— start EXTRACTED INFORMATION —

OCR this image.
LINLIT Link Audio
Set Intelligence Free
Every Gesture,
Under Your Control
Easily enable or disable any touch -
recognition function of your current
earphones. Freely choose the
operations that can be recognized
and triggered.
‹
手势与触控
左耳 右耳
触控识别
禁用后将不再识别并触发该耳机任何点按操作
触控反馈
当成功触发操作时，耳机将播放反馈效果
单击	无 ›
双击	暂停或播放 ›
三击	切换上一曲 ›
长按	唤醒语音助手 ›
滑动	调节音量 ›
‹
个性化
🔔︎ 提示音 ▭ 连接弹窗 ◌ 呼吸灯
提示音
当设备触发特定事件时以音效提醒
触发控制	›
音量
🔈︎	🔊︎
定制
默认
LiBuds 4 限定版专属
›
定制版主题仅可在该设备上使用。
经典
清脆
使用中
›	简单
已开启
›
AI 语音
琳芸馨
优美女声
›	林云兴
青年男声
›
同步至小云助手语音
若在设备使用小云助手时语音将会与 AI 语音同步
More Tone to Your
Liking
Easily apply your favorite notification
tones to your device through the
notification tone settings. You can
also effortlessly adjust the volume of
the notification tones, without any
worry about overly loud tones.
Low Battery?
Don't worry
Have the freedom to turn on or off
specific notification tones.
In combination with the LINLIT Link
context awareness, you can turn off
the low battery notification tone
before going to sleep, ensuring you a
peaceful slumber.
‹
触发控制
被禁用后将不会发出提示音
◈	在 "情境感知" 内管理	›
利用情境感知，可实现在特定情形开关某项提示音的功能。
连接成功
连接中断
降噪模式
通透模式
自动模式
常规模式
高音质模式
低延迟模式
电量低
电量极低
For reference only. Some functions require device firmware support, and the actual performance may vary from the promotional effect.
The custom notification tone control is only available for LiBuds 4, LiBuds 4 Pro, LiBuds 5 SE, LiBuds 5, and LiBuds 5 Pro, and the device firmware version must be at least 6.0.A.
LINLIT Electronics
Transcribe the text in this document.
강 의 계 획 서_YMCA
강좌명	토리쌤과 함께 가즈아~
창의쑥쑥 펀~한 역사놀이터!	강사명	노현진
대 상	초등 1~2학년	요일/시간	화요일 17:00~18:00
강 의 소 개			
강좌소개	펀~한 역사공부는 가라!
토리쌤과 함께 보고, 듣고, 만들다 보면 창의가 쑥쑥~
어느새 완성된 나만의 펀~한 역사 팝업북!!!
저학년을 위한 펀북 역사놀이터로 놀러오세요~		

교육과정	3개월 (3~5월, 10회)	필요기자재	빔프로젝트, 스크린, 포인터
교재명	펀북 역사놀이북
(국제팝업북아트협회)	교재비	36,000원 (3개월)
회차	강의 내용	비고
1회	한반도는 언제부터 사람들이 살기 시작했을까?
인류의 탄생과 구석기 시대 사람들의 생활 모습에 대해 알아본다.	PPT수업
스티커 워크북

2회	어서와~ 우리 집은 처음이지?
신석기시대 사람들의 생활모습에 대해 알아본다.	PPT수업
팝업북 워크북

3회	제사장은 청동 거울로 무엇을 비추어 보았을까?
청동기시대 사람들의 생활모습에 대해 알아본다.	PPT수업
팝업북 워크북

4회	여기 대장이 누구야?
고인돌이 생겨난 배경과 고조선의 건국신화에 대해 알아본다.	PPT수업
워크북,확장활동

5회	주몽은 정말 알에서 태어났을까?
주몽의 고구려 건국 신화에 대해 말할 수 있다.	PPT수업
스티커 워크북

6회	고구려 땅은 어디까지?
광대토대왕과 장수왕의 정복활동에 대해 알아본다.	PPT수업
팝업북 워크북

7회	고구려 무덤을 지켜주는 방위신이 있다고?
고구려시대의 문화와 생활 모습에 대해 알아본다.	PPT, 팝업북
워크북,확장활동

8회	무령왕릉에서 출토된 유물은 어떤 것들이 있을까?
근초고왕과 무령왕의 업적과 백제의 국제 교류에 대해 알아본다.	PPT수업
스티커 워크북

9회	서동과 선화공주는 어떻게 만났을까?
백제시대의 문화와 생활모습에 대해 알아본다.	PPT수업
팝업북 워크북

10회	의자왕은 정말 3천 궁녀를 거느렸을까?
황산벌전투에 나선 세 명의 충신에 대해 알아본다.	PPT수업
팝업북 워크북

— end EXTRACTED INFORMATION —

__BRIEF__: Search the entries for the word "this" and pick out every line that holds it.

__TASK SOLUTION__:
OCR this image.
Transcribe the text in this document.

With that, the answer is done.